Consigne → Reproduisez le passage du billet sur Le Monde d'hier allant de « Le Monde d'hier » jusqu'à « grain de sel. » inclus, en renommant « Vienne » en « Prague ».

Extrait de page →
>>>>
01 mai 2020

Le Monde d'hier

On présente généralement ce livre comme une autobiographie de Zweig...  Or, ce n'en est pas vraiment une, puisqu'il parle surtout des grands événements qui ont marqué la première moitié du XXe siècle, de l'impact qu'ils ont eu sur la société, sur sa propre vie et sur son œuvre.

J'avoue que les premiers chapitres ne m'ont pas passionnée.  Après une jolie description de la ville de Vienne à la fin du XIXe siècle, il nous livre sa perception du système d'éducation autrichien, du primaire à l'université, et de l'évolution des relations entre les jeunes gens et jeunes filles.  Ce n'est pas inintéressant, mais comme bien sûr la situation a continué d'évoluer par la suite, ces idées sont à prendre avec un grain de sel.

C'est lorsqu'il aborde le début de l'âge adulte, ses voyages, ses premiers succès littéraires, que ça devient vraiment passionnant.  J'ai adoré l'atmosphère de l'Europe d'avant la Première Guerre mondiale.  Les gens parlaient plusieurs langues, on passait d'un pays à l'autre sans restriction, la culture avait une grande importance.  Ça m'a rappelé de bons souvenirs de Proust, notamment!  Je crois que j'aurais aimé vivre à cette époque (à condition d'être née dans une famille bourgeoise, hein, parce que travailler dans une mine ou en usine, dans ces années-là, bof, quoi!)
<<<<
(Enregistrements issus d'une collection de données)
>>>>
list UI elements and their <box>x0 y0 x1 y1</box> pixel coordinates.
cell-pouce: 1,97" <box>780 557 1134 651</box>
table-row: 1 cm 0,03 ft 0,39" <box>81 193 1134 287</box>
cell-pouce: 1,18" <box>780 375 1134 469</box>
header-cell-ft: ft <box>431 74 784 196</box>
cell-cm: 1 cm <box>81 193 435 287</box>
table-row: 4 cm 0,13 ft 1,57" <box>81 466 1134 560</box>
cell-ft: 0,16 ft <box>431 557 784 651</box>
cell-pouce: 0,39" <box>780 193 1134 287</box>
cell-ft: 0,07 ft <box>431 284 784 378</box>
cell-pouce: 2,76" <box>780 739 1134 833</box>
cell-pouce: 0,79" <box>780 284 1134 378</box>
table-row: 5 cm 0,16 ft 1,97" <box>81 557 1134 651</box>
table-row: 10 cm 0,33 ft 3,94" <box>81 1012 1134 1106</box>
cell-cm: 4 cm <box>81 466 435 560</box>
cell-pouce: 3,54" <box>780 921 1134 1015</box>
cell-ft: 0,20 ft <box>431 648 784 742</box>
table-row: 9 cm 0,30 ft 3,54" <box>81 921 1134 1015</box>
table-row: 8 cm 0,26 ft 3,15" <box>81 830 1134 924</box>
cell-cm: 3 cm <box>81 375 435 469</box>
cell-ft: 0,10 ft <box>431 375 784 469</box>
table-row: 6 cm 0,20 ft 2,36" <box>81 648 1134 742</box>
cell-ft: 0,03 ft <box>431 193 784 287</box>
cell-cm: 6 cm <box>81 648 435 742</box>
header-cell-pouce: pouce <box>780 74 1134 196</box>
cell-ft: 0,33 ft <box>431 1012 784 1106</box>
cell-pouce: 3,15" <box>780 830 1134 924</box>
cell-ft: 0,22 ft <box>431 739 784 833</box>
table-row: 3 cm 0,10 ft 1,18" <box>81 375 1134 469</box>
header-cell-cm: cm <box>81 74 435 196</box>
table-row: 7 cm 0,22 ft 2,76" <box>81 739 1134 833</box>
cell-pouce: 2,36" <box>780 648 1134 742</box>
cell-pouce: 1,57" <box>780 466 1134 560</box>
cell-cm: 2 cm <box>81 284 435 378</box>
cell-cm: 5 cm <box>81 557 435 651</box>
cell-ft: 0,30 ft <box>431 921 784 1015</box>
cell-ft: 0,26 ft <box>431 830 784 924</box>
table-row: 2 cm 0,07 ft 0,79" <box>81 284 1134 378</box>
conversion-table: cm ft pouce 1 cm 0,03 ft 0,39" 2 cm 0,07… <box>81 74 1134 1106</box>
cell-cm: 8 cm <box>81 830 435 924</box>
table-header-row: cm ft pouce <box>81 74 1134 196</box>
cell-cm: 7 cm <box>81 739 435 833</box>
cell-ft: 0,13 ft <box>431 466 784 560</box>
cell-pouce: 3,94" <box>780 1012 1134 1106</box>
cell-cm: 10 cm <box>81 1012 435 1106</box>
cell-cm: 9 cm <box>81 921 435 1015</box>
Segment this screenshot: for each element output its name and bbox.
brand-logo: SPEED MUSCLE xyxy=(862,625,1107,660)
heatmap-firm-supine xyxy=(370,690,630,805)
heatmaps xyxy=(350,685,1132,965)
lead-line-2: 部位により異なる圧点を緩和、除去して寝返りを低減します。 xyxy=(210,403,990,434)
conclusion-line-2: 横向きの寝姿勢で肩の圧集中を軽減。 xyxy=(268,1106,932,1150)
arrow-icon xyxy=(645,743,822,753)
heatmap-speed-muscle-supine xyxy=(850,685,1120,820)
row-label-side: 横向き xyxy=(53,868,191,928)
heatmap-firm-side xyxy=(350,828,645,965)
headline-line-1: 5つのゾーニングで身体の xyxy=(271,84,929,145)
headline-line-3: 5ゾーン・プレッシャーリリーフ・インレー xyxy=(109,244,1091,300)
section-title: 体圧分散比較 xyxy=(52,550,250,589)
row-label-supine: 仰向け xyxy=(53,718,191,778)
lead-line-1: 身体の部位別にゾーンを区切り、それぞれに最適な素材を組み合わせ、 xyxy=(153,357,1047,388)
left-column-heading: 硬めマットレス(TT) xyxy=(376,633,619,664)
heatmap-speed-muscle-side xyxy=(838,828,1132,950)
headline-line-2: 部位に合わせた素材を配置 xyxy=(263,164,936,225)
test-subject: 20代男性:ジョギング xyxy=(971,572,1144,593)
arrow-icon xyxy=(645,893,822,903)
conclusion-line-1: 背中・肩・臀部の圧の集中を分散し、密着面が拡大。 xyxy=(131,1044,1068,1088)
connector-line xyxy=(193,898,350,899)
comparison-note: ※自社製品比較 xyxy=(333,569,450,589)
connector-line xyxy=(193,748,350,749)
<<<<
Résultat →
Le Monde d'hier

On présente généralement ce livre comme une autobiographie de Zweig...  Or, ce n'en est pas vraiment une, puisqu'il parle surtout des grands événements qui ont marqué la première moitié du XXe siècle, de l'impact qu'ils ont eu sur la société, sur sa propre vie et sur son œuvre.

J'avoue que les premiers chapitres ne m'ont pas passionnée.  Après une jolie description de la ville de Prague à la fin du XIXe siècle, il nous livre sa perception du système d'éducation autrichien, du primaire à l'université, et de l'évolution des relations entre les jeunes gens et jeunes filles.  Ce n'est pas inintéressant, mais comme bien sûr la situation a continué d'évoluer par la suite, ces idées sont à prendre avec un grain de sel.